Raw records
## Start
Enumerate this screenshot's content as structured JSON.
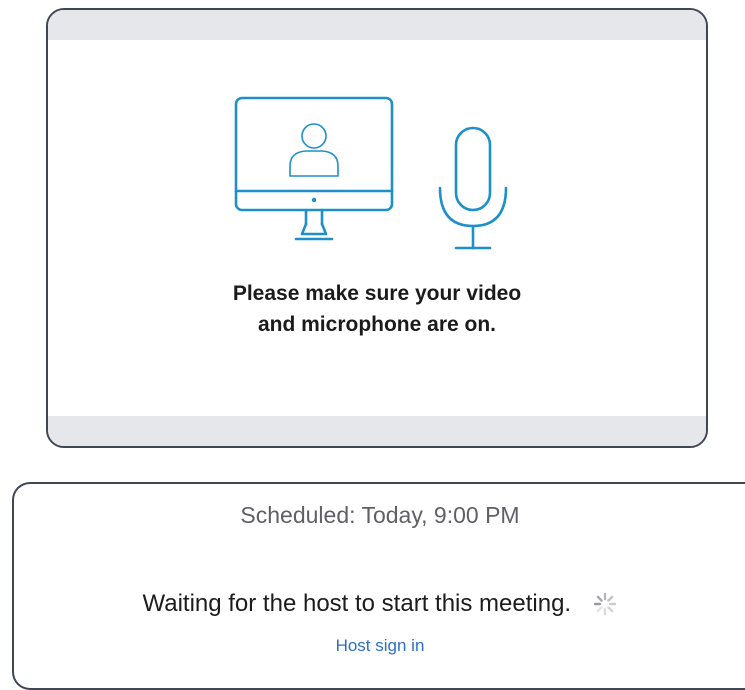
{
  "prompt": {
    "line1": "Please make sure your video",
    "line2": "and microphone are on."
  },
  "illustration": {
    "monitor_icon": "monitor-user-icon",
    "microphone_icon": "microphone-icon",
    "stroke_color": "#1f8fc9"
  },
  "meeting": {
    "scheduled": "Scheduled: Today, 9:00 PM",
    "waiting": "Waiting for the host to start this meeting.",
    "host_sign_in": "Host sign in",
    "spinner_icon": "loading-spinner-icon",
    "link_color": "#2d6fc6"
  }
}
## End
• [Problem]:
Take every line above carrying "this" and return it.

• [Solution to the exercise]:
Enumerate this screenshot's content as structured JSON.
    "waiting": "Waiting for the host to start this meeting.",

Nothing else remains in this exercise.